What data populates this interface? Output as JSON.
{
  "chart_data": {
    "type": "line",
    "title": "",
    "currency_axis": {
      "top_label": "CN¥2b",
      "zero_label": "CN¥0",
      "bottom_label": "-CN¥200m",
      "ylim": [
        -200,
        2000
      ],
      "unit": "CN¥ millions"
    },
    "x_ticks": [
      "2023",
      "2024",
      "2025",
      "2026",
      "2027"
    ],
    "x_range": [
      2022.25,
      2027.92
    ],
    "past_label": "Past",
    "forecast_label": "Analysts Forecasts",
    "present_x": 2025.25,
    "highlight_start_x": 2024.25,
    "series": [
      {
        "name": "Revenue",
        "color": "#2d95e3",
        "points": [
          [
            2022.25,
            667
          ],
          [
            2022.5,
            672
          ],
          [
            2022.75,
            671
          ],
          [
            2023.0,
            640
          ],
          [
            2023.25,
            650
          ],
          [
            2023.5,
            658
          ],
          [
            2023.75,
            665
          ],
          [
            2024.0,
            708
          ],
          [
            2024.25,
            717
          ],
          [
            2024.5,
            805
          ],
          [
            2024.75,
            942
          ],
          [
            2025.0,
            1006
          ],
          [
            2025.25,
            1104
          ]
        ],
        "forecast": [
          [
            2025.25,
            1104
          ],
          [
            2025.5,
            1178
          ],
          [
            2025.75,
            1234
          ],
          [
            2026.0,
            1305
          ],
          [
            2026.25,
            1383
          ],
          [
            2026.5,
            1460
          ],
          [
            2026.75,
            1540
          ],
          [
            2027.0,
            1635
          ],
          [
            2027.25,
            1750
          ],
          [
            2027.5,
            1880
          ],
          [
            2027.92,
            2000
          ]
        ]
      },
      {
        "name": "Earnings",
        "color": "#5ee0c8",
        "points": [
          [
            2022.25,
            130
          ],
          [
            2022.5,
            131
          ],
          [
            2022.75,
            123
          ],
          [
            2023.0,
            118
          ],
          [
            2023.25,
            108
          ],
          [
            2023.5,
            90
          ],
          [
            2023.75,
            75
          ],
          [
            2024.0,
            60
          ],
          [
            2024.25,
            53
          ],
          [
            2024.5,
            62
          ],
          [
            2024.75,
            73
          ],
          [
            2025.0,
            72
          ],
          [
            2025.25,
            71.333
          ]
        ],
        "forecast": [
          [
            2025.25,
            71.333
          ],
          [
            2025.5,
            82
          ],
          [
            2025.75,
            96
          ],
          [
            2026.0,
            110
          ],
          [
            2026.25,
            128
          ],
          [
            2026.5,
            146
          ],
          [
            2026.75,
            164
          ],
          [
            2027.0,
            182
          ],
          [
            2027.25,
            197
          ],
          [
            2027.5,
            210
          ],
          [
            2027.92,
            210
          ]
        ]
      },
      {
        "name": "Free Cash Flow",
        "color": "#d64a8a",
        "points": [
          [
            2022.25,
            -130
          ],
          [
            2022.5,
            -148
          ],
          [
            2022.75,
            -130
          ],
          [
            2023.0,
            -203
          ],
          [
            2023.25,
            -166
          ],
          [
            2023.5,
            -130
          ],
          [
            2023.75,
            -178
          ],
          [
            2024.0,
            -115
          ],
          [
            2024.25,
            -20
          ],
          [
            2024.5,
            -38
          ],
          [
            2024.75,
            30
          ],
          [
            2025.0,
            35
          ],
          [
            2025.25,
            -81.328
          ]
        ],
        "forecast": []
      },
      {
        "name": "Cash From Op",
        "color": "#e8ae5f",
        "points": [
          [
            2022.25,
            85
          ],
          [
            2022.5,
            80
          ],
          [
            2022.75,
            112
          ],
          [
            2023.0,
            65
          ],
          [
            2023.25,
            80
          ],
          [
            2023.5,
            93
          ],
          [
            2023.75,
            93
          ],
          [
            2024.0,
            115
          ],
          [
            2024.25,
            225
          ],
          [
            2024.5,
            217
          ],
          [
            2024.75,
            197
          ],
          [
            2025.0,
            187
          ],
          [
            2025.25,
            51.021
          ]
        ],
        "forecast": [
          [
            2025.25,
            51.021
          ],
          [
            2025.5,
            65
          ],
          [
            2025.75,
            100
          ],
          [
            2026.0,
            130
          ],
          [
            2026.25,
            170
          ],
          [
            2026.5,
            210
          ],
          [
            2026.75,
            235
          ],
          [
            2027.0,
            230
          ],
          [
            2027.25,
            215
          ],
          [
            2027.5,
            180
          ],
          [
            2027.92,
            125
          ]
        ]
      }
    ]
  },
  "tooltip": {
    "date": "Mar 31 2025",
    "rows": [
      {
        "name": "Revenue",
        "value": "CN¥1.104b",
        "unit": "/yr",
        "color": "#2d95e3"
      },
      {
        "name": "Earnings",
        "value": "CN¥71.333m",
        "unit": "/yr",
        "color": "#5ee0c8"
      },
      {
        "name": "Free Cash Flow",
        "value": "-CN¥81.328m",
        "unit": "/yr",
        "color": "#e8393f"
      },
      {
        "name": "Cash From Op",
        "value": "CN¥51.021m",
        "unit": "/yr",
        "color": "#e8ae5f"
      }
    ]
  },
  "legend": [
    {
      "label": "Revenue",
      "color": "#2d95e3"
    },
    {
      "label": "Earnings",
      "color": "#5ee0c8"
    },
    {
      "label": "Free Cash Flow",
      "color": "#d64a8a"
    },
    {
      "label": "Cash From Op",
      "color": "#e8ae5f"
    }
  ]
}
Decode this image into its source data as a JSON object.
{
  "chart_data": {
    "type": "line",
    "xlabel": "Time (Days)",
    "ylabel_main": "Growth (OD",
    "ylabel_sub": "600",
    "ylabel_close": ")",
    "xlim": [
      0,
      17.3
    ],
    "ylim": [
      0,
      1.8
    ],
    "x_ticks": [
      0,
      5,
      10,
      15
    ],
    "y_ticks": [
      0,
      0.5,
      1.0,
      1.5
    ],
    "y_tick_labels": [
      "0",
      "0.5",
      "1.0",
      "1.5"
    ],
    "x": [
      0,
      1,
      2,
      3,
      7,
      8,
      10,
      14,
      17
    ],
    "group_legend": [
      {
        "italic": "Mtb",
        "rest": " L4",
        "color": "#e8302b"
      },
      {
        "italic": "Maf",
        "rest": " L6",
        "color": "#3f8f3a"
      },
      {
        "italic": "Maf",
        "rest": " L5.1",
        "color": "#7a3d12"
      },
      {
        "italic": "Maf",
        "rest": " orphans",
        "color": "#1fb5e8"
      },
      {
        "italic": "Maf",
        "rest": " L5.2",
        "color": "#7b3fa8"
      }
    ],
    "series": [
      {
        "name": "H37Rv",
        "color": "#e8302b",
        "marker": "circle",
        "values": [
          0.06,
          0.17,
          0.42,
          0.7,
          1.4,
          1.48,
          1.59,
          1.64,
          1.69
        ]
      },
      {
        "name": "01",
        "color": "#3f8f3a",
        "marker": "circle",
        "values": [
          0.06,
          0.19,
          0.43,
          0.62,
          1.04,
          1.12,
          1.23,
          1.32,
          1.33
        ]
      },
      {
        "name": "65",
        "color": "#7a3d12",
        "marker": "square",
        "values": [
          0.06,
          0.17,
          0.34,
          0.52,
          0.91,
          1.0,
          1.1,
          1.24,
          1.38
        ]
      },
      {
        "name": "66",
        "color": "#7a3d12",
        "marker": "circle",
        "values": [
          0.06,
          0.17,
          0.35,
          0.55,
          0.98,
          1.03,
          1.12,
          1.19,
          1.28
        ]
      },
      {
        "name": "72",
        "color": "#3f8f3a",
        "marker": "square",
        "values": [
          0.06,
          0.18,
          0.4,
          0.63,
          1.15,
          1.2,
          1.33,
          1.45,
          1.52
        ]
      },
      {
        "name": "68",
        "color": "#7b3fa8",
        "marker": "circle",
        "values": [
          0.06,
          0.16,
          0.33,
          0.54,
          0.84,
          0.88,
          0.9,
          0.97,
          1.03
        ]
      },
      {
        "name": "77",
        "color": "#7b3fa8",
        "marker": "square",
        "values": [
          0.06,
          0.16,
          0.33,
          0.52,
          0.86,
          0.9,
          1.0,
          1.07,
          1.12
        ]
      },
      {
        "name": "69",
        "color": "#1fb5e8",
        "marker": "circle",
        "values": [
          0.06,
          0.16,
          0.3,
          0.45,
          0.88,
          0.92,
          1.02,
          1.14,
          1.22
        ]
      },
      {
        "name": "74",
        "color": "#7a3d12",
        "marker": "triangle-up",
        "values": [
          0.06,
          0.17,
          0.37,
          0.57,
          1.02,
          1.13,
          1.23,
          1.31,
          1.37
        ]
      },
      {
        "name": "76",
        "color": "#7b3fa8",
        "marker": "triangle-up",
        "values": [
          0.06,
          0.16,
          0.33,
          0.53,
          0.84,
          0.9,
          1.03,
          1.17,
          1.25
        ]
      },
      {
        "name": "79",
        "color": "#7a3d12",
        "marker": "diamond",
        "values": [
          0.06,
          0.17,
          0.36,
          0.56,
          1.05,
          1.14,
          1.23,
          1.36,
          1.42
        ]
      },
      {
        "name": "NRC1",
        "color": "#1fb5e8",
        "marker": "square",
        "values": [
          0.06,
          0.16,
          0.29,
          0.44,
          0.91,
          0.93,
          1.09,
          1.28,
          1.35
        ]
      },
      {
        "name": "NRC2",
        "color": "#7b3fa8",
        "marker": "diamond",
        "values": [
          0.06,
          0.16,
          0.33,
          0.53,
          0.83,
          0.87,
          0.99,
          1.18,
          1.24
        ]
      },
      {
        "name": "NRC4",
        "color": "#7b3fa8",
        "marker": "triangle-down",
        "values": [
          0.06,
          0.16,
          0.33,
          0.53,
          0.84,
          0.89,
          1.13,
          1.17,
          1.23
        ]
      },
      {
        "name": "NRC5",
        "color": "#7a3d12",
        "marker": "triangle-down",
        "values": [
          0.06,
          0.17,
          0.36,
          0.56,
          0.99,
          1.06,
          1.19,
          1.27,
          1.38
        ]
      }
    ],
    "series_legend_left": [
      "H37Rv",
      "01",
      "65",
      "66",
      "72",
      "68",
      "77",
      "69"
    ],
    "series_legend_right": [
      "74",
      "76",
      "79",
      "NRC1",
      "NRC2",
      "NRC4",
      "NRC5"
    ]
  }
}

WHAT TO PRODUCE
Of the lines in the listing above, how many hold the string "this"? Reply with the number only.

WORKED ANSWER
2